Show every line of the records below that contains the word "need".

Dataset entries
▶

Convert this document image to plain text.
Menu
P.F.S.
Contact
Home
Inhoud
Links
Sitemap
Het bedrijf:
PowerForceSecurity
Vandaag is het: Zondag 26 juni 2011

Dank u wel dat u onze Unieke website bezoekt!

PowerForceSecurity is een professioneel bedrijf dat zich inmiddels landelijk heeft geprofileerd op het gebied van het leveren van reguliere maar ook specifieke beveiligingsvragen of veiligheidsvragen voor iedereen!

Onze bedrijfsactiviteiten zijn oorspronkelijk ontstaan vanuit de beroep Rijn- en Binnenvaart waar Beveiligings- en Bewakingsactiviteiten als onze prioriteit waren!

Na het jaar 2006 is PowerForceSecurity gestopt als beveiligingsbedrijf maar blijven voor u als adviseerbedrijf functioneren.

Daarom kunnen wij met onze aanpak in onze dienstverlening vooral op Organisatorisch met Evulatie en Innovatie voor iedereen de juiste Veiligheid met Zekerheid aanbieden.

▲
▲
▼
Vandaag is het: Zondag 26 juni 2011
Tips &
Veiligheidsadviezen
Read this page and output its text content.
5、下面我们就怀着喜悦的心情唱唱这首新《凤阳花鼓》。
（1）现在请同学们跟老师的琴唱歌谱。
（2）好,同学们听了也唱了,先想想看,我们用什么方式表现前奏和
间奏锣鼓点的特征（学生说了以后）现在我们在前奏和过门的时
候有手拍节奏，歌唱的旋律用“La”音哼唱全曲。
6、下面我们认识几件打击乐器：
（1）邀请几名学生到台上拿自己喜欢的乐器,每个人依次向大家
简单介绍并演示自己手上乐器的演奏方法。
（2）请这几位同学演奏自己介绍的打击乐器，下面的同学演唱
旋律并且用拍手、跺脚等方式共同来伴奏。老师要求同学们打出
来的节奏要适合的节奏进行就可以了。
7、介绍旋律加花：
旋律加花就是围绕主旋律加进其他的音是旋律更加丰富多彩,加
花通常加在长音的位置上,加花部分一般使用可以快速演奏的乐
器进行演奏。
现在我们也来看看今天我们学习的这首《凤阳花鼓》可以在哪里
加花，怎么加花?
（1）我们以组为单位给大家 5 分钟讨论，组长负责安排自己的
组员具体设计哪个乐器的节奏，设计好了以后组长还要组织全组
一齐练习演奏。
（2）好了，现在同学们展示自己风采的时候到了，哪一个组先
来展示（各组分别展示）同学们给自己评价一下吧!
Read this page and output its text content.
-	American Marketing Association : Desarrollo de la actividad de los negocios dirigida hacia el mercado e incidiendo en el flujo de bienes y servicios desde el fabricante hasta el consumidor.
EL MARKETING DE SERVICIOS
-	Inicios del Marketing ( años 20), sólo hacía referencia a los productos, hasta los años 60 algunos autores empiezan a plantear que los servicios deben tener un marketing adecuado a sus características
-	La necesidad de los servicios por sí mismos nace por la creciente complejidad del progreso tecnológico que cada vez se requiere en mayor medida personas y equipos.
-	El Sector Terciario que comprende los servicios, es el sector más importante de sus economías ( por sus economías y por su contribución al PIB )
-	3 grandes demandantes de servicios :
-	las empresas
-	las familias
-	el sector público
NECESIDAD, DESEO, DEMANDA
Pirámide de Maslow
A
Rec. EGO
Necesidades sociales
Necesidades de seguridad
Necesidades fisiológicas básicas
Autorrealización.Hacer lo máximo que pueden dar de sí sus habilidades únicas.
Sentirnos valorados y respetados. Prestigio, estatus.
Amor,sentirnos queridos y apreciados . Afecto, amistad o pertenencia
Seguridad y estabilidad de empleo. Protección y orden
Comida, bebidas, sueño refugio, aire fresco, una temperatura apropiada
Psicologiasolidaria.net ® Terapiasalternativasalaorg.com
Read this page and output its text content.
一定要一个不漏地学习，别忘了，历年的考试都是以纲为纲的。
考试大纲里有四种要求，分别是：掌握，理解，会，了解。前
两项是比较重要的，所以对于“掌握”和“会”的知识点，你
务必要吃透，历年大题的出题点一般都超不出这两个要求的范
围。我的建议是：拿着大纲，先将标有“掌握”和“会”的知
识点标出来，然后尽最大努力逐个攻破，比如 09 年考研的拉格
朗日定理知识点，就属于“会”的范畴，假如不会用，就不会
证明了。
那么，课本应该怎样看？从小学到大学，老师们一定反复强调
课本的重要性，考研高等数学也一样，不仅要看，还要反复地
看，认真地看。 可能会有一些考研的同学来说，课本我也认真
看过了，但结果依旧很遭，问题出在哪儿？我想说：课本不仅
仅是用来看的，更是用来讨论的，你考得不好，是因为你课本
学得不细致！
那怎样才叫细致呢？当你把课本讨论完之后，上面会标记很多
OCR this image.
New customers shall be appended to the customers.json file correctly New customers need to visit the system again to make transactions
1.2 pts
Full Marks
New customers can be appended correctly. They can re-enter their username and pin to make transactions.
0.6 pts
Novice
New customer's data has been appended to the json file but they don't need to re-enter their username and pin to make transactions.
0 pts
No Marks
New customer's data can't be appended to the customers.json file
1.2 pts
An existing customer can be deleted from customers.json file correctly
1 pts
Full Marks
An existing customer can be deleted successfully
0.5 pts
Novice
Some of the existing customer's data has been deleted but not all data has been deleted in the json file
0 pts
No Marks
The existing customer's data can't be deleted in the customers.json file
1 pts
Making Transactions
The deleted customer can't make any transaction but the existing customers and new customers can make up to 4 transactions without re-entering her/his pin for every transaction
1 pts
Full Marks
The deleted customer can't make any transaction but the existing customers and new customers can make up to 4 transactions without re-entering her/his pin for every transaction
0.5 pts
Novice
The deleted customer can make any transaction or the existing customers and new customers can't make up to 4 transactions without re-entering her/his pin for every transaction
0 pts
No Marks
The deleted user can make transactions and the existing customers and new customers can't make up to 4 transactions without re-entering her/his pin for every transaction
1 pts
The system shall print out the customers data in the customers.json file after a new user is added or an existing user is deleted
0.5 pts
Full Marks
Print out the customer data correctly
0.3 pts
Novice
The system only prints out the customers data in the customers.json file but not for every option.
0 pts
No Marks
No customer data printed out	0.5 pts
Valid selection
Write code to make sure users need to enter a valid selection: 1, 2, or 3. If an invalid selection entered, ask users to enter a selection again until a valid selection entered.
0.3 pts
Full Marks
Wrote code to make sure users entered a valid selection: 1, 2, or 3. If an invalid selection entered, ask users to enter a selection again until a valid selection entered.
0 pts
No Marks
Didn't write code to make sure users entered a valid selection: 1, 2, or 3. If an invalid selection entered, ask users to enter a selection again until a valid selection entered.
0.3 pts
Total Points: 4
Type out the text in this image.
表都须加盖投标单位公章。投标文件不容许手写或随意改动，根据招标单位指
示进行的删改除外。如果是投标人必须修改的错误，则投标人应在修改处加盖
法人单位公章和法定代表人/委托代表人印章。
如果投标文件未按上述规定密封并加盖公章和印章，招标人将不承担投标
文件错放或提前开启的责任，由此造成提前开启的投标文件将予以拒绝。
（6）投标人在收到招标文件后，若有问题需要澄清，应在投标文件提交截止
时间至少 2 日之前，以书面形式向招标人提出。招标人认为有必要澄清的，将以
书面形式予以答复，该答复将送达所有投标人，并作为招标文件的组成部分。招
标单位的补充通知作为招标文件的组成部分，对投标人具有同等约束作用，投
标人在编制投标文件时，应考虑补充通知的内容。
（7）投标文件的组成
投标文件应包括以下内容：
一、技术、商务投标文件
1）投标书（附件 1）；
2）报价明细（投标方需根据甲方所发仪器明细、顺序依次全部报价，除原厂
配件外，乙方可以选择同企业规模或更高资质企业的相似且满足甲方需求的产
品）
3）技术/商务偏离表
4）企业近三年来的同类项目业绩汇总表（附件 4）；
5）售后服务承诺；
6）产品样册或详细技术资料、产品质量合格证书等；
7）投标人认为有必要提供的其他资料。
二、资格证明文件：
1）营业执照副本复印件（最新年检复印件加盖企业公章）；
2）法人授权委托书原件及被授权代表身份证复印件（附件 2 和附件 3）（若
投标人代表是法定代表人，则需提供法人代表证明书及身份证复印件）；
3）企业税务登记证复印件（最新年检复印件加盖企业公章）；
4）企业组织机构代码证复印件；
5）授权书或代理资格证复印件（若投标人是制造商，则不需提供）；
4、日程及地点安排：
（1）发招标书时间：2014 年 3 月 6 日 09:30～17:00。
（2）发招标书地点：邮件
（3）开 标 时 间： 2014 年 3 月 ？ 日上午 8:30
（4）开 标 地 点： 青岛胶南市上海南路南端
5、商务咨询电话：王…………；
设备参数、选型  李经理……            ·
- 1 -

◀

- [RESULT OF THE EXERCISE]
New customers shall be appended to the customers.json file correctly New customers need to visit the system again to make transactions
New customer's data has been appended to the json file but they don't need to re-enter their username and pin to make transactions.
Write code to make sure users need to enter a valid selection: 1, 2, or 3. If an invalid selection entered, ask users to enter a selection again until a valid selection entered.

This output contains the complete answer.